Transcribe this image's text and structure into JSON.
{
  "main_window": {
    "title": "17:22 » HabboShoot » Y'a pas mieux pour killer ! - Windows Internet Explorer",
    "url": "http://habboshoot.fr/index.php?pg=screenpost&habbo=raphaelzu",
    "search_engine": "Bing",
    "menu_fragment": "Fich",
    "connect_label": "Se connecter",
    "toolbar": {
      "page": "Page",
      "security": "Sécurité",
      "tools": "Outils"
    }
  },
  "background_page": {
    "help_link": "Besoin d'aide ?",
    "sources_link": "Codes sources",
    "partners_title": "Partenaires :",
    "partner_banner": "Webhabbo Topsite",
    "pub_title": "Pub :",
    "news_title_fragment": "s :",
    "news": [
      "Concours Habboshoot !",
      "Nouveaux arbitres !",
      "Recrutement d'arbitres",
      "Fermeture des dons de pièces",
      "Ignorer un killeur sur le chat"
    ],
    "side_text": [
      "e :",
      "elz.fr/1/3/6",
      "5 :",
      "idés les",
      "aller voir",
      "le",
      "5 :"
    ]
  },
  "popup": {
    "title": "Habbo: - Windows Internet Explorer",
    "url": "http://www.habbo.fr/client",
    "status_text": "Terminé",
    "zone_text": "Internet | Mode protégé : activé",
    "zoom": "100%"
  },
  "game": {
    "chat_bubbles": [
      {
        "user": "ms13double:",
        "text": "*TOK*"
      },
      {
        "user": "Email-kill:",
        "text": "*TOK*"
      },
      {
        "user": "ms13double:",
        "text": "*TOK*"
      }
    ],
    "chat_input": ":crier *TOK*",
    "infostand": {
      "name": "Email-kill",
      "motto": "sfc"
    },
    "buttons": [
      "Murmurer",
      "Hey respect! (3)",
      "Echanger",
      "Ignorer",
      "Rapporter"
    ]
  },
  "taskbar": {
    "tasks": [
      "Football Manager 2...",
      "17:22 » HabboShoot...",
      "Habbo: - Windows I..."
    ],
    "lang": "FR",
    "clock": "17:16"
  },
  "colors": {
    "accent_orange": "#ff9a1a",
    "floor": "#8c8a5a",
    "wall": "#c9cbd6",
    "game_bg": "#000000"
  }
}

______

→ DIRECTIONS:
Write out the entire listing exactly.

→ RESULT OF THE TASK:
Transcribe this image's text and structure into JSON.
{
  "main_window": {
    "title": "17:22 » HabboShoot » Y'a pas mieux pour killer ! - Windows Internet Explorer",
    "url": "http://habboshoot.fr/index.php?pg=screenpost&habbo=raphaelzu",
    "search_engine": "Bing",
    "menu_fragment": "Fich",
    "connect_label": "Se connecter",
    "toolbar": {
      "page": "Page",
      "security": "Sécurité",
      "tools": "Outils"
    }
  },
  "background_page": {
    "help_link": "Besoin d'aide ?",
    "sources_link": "Codes sources",
    "partners_title": "Partenaires :",
    "partner_banner": "Webhabbo Topsite",
    "pub_title": "Pub :",
    "news_title_fragment": "s :",
    "news": [
      "Concours Habboshoot !",
      "Nouveaux arbitres !",
      "Recrutement d'arbitres",
      "Fermeture des dons de pièces",
      "Ignorer un killeur sur le chat"
    ],
    "side_text": [
      "e :",
      "elz.fr/1/3/6",
      "5 :",
      "idés les",
      "aller voir",
      "le",
      "5 :"
    ]
  },
  "popup": {
    "title": "Habbo: - Windows Internet Explorer",
    "url": "http://www.habbo.fr/client",
    "status_text": "Terminé",
    "zone_text": "Internet | Mode protégé : activé",
    "zoom": "100%"
  },
  "game": {
    "chat_bubbles": [
      {
        "user": "ms13double:",
        "text": "*TOK*"
      },
      {
        "user": "Email-kill:",
        "text": "*TOK*"
      },
      {
        "user": "ms13double:",
        "text": "*TOK*"
      }
    ],
    "chat_input": ":crier *TOK*",
    "infostand": {
      "name": "Email-kill",
      "motto": "sfc"
    },
    "buttons": [
      "Murmurer",
      "Hey respect! (3)",
      "Echanger",
      "Ignorer",
      "Rapporter"
    ]
  },
  "taskbar": {
    "tasks": [
      "Football Manager 2...",
      "17:22 » HabboShoot...",
      "Habbo: - Windows I..."
    ],
    "lang": "FR",
    "clock": "17:16"
  },
  "colors": {
    "accent_orange": "#ff9a1a",
    "floor": "#8c8a5a",
    "wall": "#c9cbd6",
    "game_bg": "#000000"
  }
}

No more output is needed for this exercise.